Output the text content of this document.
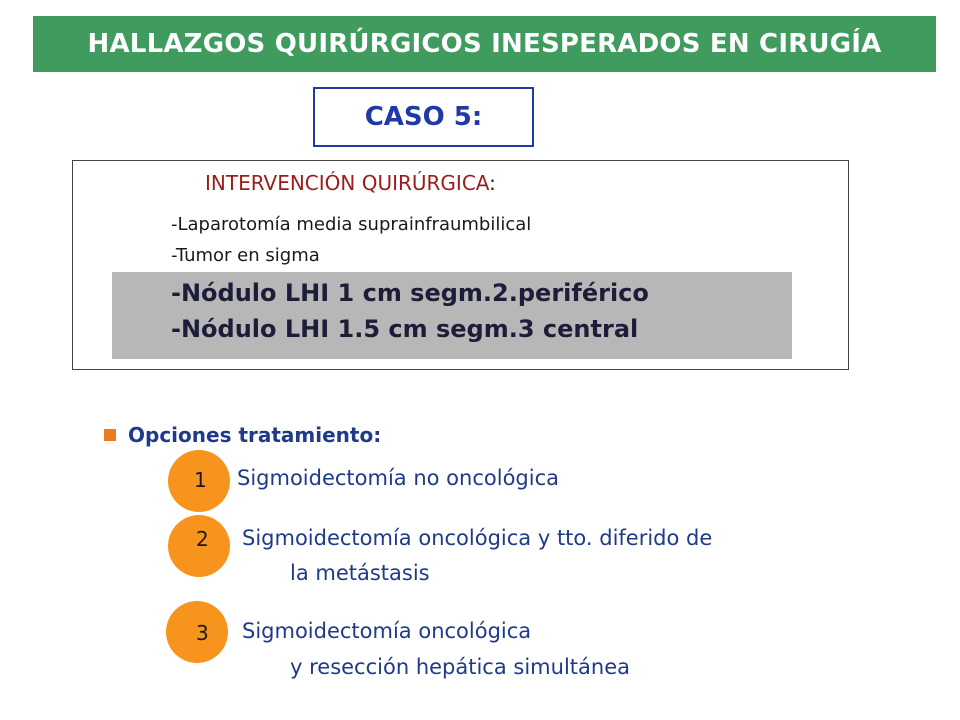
HALLAZGOS QUIRÚRGICOS INESPERADOS EN CIRUGÍA
CASO 5:
INTERVENCIÓN QUIRÚRGICA:
-Laparotomía media suprainfraumbilical
-Tumor en sigma
-Nódulo LHI 1 cm segm.2.periférico
-Nódulo LHI 1.5 cm segm.3 central
Opciones tratamiento:
1 Sigmoidectomía no oncológica
2 Sigmoidectomía oncológica y tto. diferido de
la metástasis
3 Sigmoidectomía oncológica
y resección hepática simultánea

**EXERCISE PROMPT:** Once the pictures are set aside, copy the remaining text of every entry exactly.

**TASK RESULT:**
Output the text content of this document.
HALLAZGOS QUIRÚRGICOS INESPERADOS EN CIRUGÍA
CASO 5:
INTERVENCIÓN QUIRÚRGICA:
-Laparotomía media suprainfraumbilical
-Tumor en sigma
-Nódulo LHI 1 cm segm.2.periférico
-Nódulo LHI 1.5 cm segm.3 central
Opciones tratamiento:
1 Sigmoidectomía no oncológica
2 Sigmoidectomía oncológica y tto. diferido de
la metástasis
3 Sigmoidectomía oncológica
y resección hepática simultánea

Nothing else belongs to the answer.